Fragmento
##############################

Por eso en algunas cosas va a ser aún más exigente con los sacerdotes, procurando evitar así las confusiones que pudieran surgir de un carisma tan alto en medio de una comunidad que como única pretensión es seguir un camino de humildad. Nos dice la Regla: Si alguien del orden sacerdotal pide que le admitan en el monasterio, no se acceda enseguida a su deseo. Con todo, si insiste en su petición, sepa que deberá observar todas las prescripciones de la Regla y que no se le remitirá nada, para que sea válido lo que está escrito: “Amigo, ¿a qué has venido?”.
En primer lugar nos dice que no se le admita fácilmente. Si persiste, se le debe avisar que está obligado a cumplir toda la Regla, sin dispensas. Esto es lo que más o menos pide a todos los candidatos, pero añade una frase escalofriante no en sí misma, sino por el lugar donde aparece en la Biblia: “Amigo, ¿a qué has venido?”, insistiendo en que no se le dispensará de nada. ¿Dónde aparece esa frase? Aparece en el evangelio, en el preciso momento en que Judas vende a Jesús con un beso. En ese momento es cuando el Maestro dice esa frase. ¿Por qué la recoge aquí San Benito? Judas era uno de los apóstoles. Si él vendió al Maestro, ¿por qué no iban a estar tentados de hacerlo otros sacerdotes?

##############################

Información extraída
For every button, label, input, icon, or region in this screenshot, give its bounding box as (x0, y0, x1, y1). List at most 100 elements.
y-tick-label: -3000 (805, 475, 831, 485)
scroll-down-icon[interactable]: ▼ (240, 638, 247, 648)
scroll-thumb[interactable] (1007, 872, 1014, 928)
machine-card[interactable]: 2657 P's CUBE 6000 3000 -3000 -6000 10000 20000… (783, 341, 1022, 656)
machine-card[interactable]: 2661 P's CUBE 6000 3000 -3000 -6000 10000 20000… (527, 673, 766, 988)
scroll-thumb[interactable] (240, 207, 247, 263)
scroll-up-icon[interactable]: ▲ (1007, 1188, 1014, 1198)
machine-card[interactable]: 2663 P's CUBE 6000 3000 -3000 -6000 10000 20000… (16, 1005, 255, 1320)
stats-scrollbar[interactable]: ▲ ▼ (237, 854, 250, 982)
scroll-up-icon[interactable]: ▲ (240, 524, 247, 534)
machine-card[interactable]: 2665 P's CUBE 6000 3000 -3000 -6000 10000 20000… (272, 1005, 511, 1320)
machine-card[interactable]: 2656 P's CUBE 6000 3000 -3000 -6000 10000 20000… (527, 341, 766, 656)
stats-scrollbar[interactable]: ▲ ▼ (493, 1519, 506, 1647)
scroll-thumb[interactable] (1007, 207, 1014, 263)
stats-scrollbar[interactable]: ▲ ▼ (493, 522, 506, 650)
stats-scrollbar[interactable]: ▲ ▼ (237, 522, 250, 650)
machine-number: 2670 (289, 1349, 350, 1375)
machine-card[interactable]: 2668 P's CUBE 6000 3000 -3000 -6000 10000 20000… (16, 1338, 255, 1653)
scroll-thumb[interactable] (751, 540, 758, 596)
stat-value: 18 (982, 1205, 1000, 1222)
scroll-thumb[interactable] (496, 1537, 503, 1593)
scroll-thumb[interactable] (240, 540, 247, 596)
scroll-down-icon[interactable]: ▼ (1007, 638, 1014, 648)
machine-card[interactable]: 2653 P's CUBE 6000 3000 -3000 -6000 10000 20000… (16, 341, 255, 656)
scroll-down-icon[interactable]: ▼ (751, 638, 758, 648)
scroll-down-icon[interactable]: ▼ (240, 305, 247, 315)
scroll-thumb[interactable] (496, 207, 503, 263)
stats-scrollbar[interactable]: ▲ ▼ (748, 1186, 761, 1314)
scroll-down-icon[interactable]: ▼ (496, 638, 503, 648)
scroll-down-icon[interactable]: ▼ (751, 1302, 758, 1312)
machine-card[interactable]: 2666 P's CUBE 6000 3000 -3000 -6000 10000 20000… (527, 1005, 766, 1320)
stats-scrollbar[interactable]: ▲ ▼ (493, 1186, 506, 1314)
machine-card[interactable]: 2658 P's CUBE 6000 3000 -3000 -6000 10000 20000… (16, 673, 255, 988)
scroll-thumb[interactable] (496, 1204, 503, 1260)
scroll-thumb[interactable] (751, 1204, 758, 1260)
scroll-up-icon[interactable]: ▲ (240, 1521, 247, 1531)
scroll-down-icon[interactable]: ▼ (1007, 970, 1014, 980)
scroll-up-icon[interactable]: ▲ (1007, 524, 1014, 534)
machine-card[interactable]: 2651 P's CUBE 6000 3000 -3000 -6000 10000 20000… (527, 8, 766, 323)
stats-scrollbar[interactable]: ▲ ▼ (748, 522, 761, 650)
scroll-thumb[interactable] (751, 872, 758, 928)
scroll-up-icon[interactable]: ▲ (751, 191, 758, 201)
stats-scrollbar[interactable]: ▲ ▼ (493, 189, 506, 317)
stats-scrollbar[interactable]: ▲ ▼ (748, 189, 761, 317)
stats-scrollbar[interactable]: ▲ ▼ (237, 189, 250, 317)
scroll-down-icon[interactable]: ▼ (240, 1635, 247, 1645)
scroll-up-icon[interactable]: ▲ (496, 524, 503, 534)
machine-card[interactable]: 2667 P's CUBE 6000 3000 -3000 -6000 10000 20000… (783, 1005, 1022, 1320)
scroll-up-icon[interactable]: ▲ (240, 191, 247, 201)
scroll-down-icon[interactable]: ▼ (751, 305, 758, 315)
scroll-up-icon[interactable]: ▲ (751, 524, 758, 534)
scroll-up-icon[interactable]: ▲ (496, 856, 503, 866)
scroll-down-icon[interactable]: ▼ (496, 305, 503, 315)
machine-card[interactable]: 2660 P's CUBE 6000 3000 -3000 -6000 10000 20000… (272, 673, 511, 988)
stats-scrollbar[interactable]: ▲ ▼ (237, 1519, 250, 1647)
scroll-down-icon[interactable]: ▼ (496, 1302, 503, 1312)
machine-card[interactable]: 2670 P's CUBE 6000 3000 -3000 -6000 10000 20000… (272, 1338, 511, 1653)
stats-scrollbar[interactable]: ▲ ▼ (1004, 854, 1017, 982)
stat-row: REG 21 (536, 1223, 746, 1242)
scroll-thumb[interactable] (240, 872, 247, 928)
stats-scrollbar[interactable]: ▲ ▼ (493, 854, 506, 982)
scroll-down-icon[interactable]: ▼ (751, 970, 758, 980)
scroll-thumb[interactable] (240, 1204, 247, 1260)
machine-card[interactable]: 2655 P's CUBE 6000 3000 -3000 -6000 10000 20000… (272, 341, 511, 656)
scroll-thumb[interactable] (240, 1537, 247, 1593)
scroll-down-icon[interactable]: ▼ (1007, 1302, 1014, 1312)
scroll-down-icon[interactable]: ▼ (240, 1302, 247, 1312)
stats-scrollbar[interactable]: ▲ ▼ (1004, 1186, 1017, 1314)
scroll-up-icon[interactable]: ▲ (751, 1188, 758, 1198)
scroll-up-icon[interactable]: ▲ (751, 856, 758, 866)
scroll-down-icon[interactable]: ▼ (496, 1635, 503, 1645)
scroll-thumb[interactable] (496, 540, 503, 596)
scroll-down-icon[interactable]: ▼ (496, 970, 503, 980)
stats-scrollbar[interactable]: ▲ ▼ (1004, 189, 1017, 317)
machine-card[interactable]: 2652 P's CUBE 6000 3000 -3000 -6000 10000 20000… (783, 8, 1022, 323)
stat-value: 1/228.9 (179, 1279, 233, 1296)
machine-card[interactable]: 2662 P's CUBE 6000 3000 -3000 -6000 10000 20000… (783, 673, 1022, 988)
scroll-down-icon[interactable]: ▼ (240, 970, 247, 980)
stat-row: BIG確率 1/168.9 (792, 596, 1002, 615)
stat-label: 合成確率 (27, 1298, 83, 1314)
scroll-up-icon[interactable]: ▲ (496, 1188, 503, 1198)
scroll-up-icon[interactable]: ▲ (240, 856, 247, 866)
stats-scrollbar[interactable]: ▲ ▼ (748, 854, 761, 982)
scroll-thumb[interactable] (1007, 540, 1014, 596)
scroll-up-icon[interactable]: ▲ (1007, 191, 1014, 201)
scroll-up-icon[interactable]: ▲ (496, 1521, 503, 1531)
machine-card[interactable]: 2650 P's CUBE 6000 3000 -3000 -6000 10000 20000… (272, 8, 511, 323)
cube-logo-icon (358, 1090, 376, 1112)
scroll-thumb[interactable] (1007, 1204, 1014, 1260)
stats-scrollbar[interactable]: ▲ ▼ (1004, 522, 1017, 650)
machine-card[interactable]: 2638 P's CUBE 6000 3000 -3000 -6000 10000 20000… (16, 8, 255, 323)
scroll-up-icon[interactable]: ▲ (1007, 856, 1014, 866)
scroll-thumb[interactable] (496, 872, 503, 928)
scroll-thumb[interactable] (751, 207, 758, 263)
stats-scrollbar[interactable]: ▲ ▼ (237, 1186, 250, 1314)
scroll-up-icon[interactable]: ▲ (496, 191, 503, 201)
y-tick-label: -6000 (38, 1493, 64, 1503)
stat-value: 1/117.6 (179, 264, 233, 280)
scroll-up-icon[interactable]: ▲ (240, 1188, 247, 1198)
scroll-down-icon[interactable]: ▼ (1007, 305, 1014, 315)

##############################

Tarea A
Según el fragmento, ¿qué se le debe avisar al sacerdote que persiste en su petición de entrar en el monasterio?
Tarea B
Escribe la continuación del fragmento sobre los sacerdotes en la Regla de San Benito a partir de su última oración.
Las líneas no guardan relación con el fragmento.

Respuesta escrita A
Que está obligado a cumplir toda la Regla, sin dispensas.

Respuesta escrita B
Sin embargo -continúa diciendo la Regla-, se le concederá colocarse después del abad, bendecir y recitar las oraciones conclusivas, con tal que el abad se lo mande; de lo contrario, no se atreva en modo alguno a hacer nada, sabiendo que está sometido a la observancia regular, y dé a todos ejemplo de mayor humildad. Y si por ventura se tratare de proveer algún cargo o de resolver algún asunto en el monasterio, ocupe el lugar que le corresponde según su ingreso en el monasterio, no el que se le ha concedido por respeto al sacerdocio. Si algún clérigo quiere incorporarse al monasterio con el mismo deseo, le colocarán en un puesto intermedio; con la condición, sin embargo, de que también ellos prometan observar la Regla y unirse a la comunidad.
San Benito permite al sacerdote recitar las oraciones litúrgicas y la bendición, pero, remarca, únicamente si el abad le da permiso, apareciendo más exigente incluso que la Regla del Maestro. Sin duda que la experiencia de vida le llevó a dejar bien claras algunas cosas, resaltando ante todo la importancia del camino espiritual del propio corazón que fácilmente se olvida cuando uno recibe dignidades, mayores dones personales u ocupa lugares de más importancia en la comunidad, creyéndose por ello con derechos que no tiene.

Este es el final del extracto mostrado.